Restate all of the entries exactly, dropping any pictures they hold.
** start **
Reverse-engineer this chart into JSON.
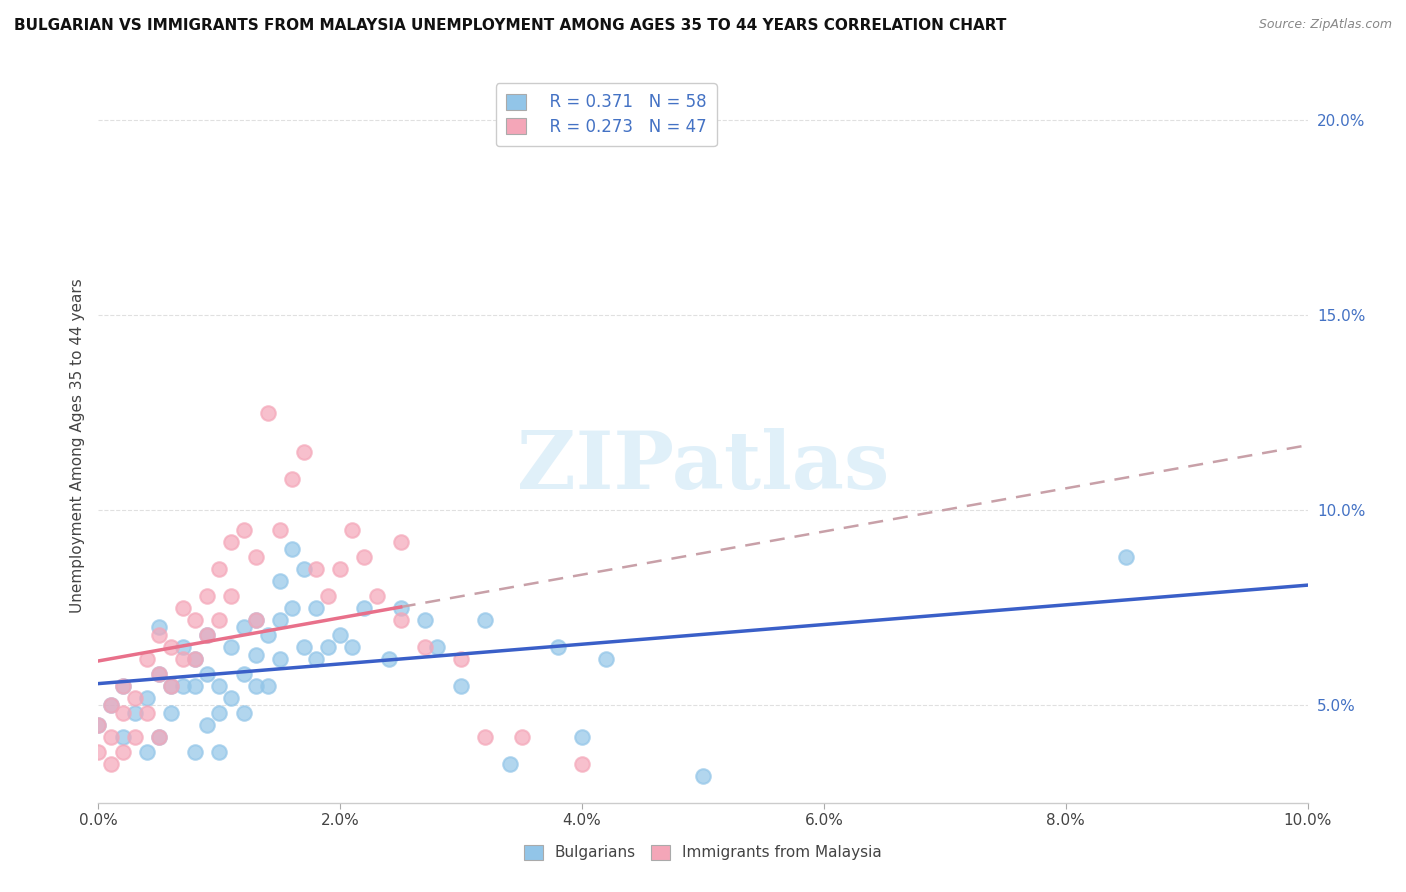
{
  "title": "BULGARIAN VS IMMIGRANTS FROM MALAYSIA UNEMPLOYMENT AMONG AGES 35 TO 44 YEARS CORRELATION CHART",
  "source": "Source: ZipAtlas.com",
  "ylabel": "Unemployment Among Ages 35 to 44 years",
  "xlim": [
    0.0,
    0.1
  ],
  "ylim": [
    0.025,
    0.208
  ],
  "xticks": [
    0.0,
    0.02,
    0.04,
    0.06,
    0.08,
    0.1
  ],
  "xtick_labels": [
    "0.0%",
    "2.0%",
    "4.0%",
    "6.0%",
    "8.0%",
    "10.0%"
  ],
  "yticks": [
    0.05,
    0.1,
    0.15,
    0.2
  ],
  "ytick_labels": [
    "5.0%",
    "10.0%",
    "15.0%",
    "20.0%"
  ],
  "watermark": "ZIPatlas",
  "legend_r1": "R = 0.371",
  "legend_n1": "N = 58",
  "legend_r2": "R = 0.273",
  "legend_n2": "N = 47",
  "blue_color": "#92C5E8",
  "pink_color": "#F4A6B8",
  "trend_blue": "#3A5FC8",
  "trend_pink": "#E8708A",
  "trend_dash_color": "#D0A0A8",
  "bulgarians_x": [
    0.0,
    0.001,
    0.002,
    0.002,
    0.003,
    0.004,
    0.004,
    0.005,
    0.005,
    0.005,
    0.006,
    0.006,
    0.007,
    0.007,
    0.008,
    0.008,
    0.008,
    0.009,
    0.009,
    0.009,
    0.01,
    0.01,
    0.01,
    0.011,
    0.011,
    0.012,
    0.012,
    0.012,
    0.013,
    0.013,
    0.013,
    0.014,
    0.014,
    0.015,
    0.015,
    0.015,
    0.016,
    0.016,
    0.017,
    0.017,
    0.018,
    0.018,
    0.019,
    0.02,
    0.021,
    0.022,
    0.024,
    0.025,
    0.027,
    0.028,
    0.03,
    0.032,
    0.034,
    0.038,
    0.04,
    0.042,
    0.05,
    0.085
  ],
  "bulgarians_y": [
    0.045,
    0.05,
    0.055,
    0.042,
    0.048,
    0.052,
    0.038,
    0.07,
    0.058,
    0.042,
    0.055,
    0.048,
    0.065,
    0.055,
    0.062,
    0.055,
    0.038,
    0.068,
    0.058,
    0.045,
    0.055,
    0.048,
    0.038,
    0.065,
    0.052,
    0.07,
    0.058,
    0.048,
    0.072,
    0.063,
    0.055,
    0.068,
    0.055,
    0.082,
    0.072,
    0.062,
    0.09,
    0.075,
    0.085,
    0.065,
    0.075,
    0.062,
    0.065,
    0.068,
    0.065,
    0.075,
    0.062,
    0.075,
    0.072,
    0.065,
    0.055,
    0.072,
    0.035,
    0.065,
    0.042,
    0.062,
    0.032,
    0.088
  ],
  "malaysia_x": [
    0.0,
    0.0,
    0.001,
    0.001,
    0.001,
    0.002,
    0.002,
    0.002,
    0.003,
    0.003,
    0.004,
    0.004,
    0.005,
    0.005,
    0.005,
    0.006,
    0.006,
    0.007,
    0.007,
    0.008,
    0.008,
    0.009,
    0.009,
    0.01,
    0.01,
    0.011,
    0.011,
    0.012,
    0.013,
    0.013,
    0.014,
    0.015,
    0.016,
    0.017,
    0.018,
    0.019,
    0.02,
    0.021,
    0.022,
    0.023,
    0.025,
    0.025,
    0.027,
    0.03,
    0.032,
    0.035,
    0.04
  ],
  "malaysia_y": [
    0.045,
    0.038,
    0.05,
    0.042,
    0.035,
    0.055,
    0.048,
    0.038,
    0.052,
    0.042,
    0.062,
    0.048,
    0.068,
    0.058,
    0.042,
    0.065,
    0.055,
    0.075,
    0.062,
    0.072,
    0.062,
    0.078,
    0.068,
    0.085,
    0.072,
    0.092,
    0.078,
    0.095,
    0.088,
    0.072,
    0.125,
    0.095,
    0.108,
    0.115,
    0.085,
    0.078,
    0.085,
    0.095,
    0.088,
    0.078,
    0.092,
    0.072,
    0.065,
    0.062,
    0.042,
    0.042,
    0.035
  ],
  "background_color": "#FFFFFF",
  "grid_color": "#E0E0E0"
}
** end **
### FULL ANSWER
Reverse-engineer this chart into JSON.
{
  "title": "BULGARIAN VS IMMIGRANTS FROM MALAYSIA UNEMPLOYMENT AMONG AGES 35 TO 44 YEARS CORRELATION CHART",
  "source": "Source: ZipAtlas.com",
  "ylabel": "Unemployment Among Ages 35 to 44 years",
  "xlim": [
    0.0,
    0.1
  ],
  "ylim": [
    0.025,
    0.208
  ],
  "xticks": [
    0.0,
    0.02,
    0.04,
    0.06,
    0.08,
    0.1
  ],
  "xtick_labels": [
    "0.0%",
    "2.0%",
    "4.0%",
    "6.0%",
    "8.0%",
    "10.0%"
  ],
  "yticks": [
    0.05,
    0.1,
    0.15,
    0.2
  ],
  "ytick_labels": [
    "5.0%",
    "10.0%",
    "15.0%",
    "20.0%"
  ],
  "watermark": "ZIPatlas",
  "legend_r1": "R = 0.371",
  "legend_n1": "N = 58",
  "legend_r2": "R = 0.273",
  "legend_n2": "N = 47",
  "blue_color": "#92C5E8",
  "pink_color": "#F4A6B8",
  "trend_blue": "#3A5FC8",
  "trend_pink": "#E8708A",
  "trend_dash_color": "#D0A0A8",
  "bulgarians_x": [
    0.0,
    0.001,
    0.002,
    0.002,
    0.003,
    0.004,
    0.004,
    0.005,
    0.005,
    0.005,
    0.006,
    0.006,
    0.007,
    0.007,
    0.008,
    0.008,
    0.008,
    0.009,
    0.009,
    0.009,
    0.01,
    0.01,
    0.01,
    0.011,
    0.011,
    0.012,
    0.012,
    0.012,
    0.013,
    0.013,
    0.013,
    0.014,
    0.014,
    0.015,
    0.015,
    0.015,
    0.016,
    0.016,
    0.017,
    0.017,
    0.018,
    0.018,
    0.019,
    0.02,
    0.021,
    0.022,
    0.024,
    0.025,
    0.027,
    0.028,
    0.03,
    0.032,
    0.034,
    0.038,
    0.04,
    0.042,
    0.05,
    0.085
  ],
  "bulgarians_y": [
    0.045,
    0.05,
    0.055,
    0.042,
    0.048,
    0.052,
    0.038,
    0.07,
    0.058,
    0.042,
    0.055,
    0.048,
    0.065,
    0.055,
    0.062,
    0.055,
    0.038,
    0.068,
    0.058,
    0.045,
    0.055,
    0.048,
    0.038,
    0.065,
    0.052,
    0.07,
    0.058,
    0.048,
    0.072,
    0.063,
    0.055,
    0.068,
    0.055,
    0.082,
    0.072,
    0.062,
    0.09,
    0.075,
    0.085,
    0.065,
    0.075,
    0.062,
    0.065,
    0.068,
    0.065,
    0.075,
    0.062,
    0.075,
    0.072,
    0.065,
    0.055,
    0.072,
    0.035,
    0.065,
    0.042,
    0.062,
    0.032,
    0.088
  ],
  "malaysia_x": [
    0.0,
    0.0,
    0.001,
    0.001,
    0.001,
    0.002,
    0.002,
    0.002,
    0.003,
    0.003,
    0.004,
    0.004,
    0.005,
    0.005,
    0.005,
    0.006,
    0.006,
    0.007,
    0.007,
    0.008,
    0.008,
    0.009,
    0.009,
    0.01,
    0.01,
    0.011,
    0.011,
    0.012,
    0.013,
    0.013,
    0.014,
    0.015,
    0.016,
    0.017,
    0.018,
    0.019,
    0.02,
    0.021,
    0.022,
    0.023,
    0.025,
    0.025,
    0.027,
    0.03,
    0.032,
    0.035,
    0.04
  ],
  "malaysia_y": [
    0.045,
    0.038,
    0.05,
    0.042,
    0.035,
    0.055,
    0.048,
    0.038,
    0.052,
    0.042,
    0.062,
    0.048,
    0.068,
    0.058,
    0.042,
    0.065,
    0.055,
    0.075,
    0.062,
    0.072,
    0.062,
    0.078,
    0.068,
    0.085,
    0.072,
    0.092,
    0.078,
    0.095,
    0.088,
    0.072,
    0.125,
    0.095,
    0.108,
    0.115,
    0.085,
    0.078,
    0.085,
    0.095,
    0.088,
    0.078,
    0.092,
    0.072,
    0.065,
    0.062,
    0.042,
    0.042,
    0.035
  ],
  "background_color": "#FFFFFF",
  "grid_color": "#E0E0E0"
}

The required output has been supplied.